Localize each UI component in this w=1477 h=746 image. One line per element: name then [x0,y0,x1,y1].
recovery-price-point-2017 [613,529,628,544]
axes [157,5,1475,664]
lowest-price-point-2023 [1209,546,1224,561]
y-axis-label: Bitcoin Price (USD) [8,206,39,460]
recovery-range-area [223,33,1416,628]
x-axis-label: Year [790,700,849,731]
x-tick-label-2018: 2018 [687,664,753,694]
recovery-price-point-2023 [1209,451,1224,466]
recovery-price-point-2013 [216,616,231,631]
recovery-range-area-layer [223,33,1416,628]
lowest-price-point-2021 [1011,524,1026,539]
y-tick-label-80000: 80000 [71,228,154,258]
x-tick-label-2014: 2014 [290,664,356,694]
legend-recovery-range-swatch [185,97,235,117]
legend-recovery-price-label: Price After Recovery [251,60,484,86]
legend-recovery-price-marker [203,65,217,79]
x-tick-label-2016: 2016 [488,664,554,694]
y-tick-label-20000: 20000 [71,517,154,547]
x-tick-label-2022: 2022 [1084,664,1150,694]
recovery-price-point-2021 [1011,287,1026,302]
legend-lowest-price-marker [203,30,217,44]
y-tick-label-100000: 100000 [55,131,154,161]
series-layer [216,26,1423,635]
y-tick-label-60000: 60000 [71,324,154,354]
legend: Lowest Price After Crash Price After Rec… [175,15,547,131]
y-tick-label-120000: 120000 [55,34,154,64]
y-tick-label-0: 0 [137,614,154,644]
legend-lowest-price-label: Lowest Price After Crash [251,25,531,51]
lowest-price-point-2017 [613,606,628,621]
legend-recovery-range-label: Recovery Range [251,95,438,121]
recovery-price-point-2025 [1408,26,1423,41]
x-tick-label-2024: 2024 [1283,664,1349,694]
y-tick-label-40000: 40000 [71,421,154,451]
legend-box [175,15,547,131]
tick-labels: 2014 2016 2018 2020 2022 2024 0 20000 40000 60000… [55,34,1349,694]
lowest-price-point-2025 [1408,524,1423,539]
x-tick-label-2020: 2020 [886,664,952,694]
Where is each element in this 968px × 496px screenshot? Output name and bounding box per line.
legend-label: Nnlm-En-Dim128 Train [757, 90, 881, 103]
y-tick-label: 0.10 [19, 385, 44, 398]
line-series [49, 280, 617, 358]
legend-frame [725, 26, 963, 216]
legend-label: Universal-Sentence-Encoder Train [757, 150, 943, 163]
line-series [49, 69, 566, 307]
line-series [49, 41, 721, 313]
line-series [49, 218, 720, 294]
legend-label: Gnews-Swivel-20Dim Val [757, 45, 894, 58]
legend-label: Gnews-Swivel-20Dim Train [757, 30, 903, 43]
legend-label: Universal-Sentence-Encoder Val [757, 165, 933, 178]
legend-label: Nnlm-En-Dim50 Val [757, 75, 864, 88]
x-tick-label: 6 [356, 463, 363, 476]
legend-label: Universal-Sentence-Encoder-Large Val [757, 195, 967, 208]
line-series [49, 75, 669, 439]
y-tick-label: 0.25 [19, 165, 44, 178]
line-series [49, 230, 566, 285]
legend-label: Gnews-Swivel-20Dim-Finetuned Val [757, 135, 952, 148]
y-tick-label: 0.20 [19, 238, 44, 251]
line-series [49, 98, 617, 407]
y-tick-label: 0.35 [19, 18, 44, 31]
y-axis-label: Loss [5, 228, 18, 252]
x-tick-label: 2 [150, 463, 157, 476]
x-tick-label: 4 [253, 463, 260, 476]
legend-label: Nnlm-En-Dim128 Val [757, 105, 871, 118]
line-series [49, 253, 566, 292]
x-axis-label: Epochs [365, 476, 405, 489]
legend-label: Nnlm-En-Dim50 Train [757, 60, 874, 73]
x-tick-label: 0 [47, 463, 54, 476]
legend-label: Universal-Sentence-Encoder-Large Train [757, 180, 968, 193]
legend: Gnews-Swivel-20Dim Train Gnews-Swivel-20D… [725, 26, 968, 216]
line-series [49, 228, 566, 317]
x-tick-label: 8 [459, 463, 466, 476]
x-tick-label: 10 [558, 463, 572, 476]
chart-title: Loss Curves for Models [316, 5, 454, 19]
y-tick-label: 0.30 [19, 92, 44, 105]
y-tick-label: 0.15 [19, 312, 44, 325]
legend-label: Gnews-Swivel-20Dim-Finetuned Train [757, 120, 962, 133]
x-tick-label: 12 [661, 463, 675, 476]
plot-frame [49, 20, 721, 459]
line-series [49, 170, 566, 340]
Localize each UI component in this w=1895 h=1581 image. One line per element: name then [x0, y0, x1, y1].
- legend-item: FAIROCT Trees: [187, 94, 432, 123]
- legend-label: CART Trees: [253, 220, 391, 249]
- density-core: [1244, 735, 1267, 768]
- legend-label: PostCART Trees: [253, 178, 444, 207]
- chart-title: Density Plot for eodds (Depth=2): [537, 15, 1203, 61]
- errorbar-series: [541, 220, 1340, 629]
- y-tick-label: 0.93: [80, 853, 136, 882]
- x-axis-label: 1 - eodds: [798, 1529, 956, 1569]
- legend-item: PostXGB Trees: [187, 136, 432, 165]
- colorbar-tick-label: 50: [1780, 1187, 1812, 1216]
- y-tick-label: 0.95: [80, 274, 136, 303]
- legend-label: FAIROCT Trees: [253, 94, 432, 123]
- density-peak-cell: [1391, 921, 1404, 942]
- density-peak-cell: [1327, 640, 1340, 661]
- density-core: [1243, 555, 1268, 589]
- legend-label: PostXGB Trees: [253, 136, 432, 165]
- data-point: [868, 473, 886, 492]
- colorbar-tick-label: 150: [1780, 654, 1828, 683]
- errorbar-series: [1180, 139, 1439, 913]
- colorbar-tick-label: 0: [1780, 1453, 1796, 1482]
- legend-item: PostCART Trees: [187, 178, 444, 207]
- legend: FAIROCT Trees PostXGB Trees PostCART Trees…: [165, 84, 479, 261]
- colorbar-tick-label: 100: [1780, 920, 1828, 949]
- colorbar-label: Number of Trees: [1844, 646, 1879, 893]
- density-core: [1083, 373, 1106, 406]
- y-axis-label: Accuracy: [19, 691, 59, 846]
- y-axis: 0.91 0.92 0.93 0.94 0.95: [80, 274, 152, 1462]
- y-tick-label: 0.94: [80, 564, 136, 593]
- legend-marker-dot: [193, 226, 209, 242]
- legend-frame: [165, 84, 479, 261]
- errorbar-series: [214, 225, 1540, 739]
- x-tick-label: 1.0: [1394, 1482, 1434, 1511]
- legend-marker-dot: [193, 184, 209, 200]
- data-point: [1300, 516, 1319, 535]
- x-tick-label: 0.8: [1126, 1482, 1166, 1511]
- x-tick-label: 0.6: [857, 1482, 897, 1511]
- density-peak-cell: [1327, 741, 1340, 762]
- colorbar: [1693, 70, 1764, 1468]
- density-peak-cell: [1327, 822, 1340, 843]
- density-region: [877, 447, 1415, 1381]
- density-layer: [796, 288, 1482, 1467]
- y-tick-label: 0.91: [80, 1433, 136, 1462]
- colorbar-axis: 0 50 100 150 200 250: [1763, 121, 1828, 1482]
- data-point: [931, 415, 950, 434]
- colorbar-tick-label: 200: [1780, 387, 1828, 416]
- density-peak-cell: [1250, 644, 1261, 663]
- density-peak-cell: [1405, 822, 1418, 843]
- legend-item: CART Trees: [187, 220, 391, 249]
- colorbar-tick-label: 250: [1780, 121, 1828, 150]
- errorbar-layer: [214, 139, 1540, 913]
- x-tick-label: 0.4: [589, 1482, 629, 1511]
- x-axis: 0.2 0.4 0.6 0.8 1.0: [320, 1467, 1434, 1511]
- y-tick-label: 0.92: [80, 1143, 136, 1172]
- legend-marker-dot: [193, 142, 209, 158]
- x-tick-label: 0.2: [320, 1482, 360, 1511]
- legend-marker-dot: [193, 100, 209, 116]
-------
-- Stated exercise --
Please reproduce the records word for word, covering the stretch from their first line through the line containing "legend-lowest-price-marker [203,30,217,44]", with both of those lines included.

-- Solution for this task --
Localize each UI component in this w=1477 h=746 image. One line per element: name then [x0,y0,x1,y1].
recovery-price-point-2017 [613,529,628,544]
axes [157,5,1475,664]
lowest-price-point-2023 [1209,546,1224,561]
y-axis-label: Bitcoin Price (USD) [8,206,39,460]
recovery-range-area [223,33,1416,628]
x-axis-label: Year [790,700,849,731]
x-tick-label-2018: 2018 [687,664,753,694]
recovery-price-point-2023 [1209,451,1224,466]
recovery-price-point-2013 [216,616,231,631]
recovery-range-area-layer [223,33,1416,628]
lowest-price-point-2021 [1011,524,1026,539]
y-tick-label-80000: 80000 [71,228,154,258]
x-tick-label-2014: 2014 [290,664,356,694]
legend-recovery-range-swatch [185,97,235,117]
legend-recovery-price-label: Price After Recovery [251,60,484,86]
legend-recovery-price-marker [203,65,217,79]
x-tick-label-2016: 2016 [488,664,554,694]
y-tick-label-20000: 20000 [71,517,154,547]
x-tick-label-2022: 2022 [1084,664,1150,694]
recovery-price-point-2021 [1011,287,1026,302]
legend-lowest-price-marker [203,30,217,44]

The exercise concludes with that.